Task details
Restate the whole listing exactly.

Rows

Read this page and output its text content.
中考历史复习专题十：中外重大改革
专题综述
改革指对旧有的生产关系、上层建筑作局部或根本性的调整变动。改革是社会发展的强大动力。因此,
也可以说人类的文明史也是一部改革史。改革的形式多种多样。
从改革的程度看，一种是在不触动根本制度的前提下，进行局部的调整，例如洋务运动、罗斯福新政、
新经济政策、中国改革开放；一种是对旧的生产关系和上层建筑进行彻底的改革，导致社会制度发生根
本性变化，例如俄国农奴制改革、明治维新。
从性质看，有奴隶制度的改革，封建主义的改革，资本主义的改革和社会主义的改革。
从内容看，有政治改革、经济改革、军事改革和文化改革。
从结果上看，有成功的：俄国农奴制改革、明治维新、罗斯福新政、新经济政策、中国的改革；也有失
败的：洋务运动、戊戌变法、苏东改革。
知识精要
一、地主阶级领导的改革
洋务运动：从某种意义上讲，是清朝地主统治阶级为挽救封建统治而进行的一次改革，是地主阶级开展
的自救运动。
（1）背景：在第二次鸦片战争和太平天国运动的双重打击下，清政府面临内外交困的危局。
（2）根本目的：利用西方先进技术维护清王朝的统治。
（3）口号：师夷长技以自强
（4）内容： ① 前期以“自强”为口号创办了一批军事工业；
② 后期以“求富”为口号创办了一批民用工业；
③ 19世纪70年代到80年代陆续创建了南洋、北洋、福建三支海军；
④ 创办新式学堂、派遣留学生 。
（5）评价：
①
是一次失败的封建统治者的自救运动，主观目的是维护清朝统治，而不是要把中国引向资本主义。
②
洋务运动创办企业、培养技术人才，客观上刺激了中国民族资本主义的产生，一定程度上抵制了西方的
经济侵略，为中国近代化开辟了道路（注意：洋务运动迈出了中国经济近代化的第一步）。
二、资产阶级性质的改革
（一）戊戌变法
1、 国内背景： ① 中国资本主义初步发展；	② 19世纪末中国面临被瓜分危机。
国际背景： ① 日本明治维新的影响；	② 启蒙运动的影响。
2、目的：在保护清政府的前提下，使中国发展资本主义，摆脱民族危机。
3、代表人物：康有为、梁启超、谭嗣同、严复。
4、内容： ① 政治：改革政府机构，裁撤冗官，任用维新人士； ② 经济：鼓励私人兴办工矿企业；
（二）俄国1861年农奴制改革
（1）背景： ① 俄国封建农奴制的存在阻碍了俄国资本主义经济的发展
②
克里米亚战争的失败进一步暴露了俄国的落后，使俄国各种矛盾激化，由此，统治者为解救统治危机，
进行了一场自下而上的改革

Solution to the problem
Read this page and output its text content.
中考历史复习专题十：中外重大改革
专题综述
改革指对旧有的生产关系、上层建筑作局部或根本性的调整变动。改革是社会发展的强大动力。因此,
也可以说人类的文明史也是一部改革史。改革的形式多种多样。
从改革的程度看，一种是在不触动根本制度的前提下，进行局部的调整，例如洋务运动、罗斯福新政、
新经济政策、中国改革开放；一种是对旧的生产关系和上层建筑进行彻底的改革，导致社会制度发生根
本性变化，例如俄国农奴制改革、明治维新。
从性质看，有奴隶制度的改革，封建主义的改革，资本主义的改革和社会主义的改革。
从内容看，有政治改革、经济改革、军事改革和文化改革。
从结果上看，有成功的：俄国农奴制改革、明治维新、罗斯福新政、新经济政策、中国的改革；也有失
败的：洋务运动、戊戌变法、苏东改革。
知识精要
一、地主阶级领导的改革
洋务运动：从某种意义上讲，是清朝地主统治阶级为挽救封建统治而进行的一次改革，是地主阶级开展
的自救运动。
（1）背景：在第二次鸦片战争和太平天国运动的双重打击下，清政府面临内外交困的危局。
（2）根本目的：利用西方先进技术维护清王朝的统治。
（3）口号：师夷长技以自强
（4）内容： ① 前期以“自强”为口号创办了一批军事工业；
② 后期以“求富”为口号创办了一批民用工业；
③ 19世纪70年代到80年代陆续创建了南洋、北洋、福建三支海军；
④ 创办新式学堂、派遣留学生 。
（5）评价：
①
是一次失败的封建统治者的自救运动，主观目的是维护清朝统治，而不是要把中国引向资本主义。
②
洋务运动创办企业、培养技术人才，客观上刺激了中国民族资本主义的产生，一定程度上抵制了西方的
经济侵略，为中国近代化开辟了道路（注意：洋务运动迈出了中国经济近代化的第一步）。
二、资产阶级性质的改革
（一）戊戌变法
1、 国内背景： ① 中国资本主义初步发展；	② 19世纪末中国面临被瓜分危机。
国际背景： ① 日本明治维新的影响；	② 启蒙运动的影响。
2、目的：在保护清政府的前提下，使中国发展资本主义，摆脱民族危机。
3、代表人物：康有为、梁启超、谭嗣同、严复。
4、内容： ① 政治：改革政府机构，裁撤冗官，任用维新人士； ② 经济：鼓励私人兴办工矿企业；
（二）俄国1861年农奴制改革
（1）背景： ① 俄国封建农奴制的存在阻碍了俄国资本主义经济的发展
②
克里米亚战争的失败进一步暴露了俄国的落后，使俄国各种矛盾激化，由此，统治者为解救统治危机，
进行了一场自下而上的改革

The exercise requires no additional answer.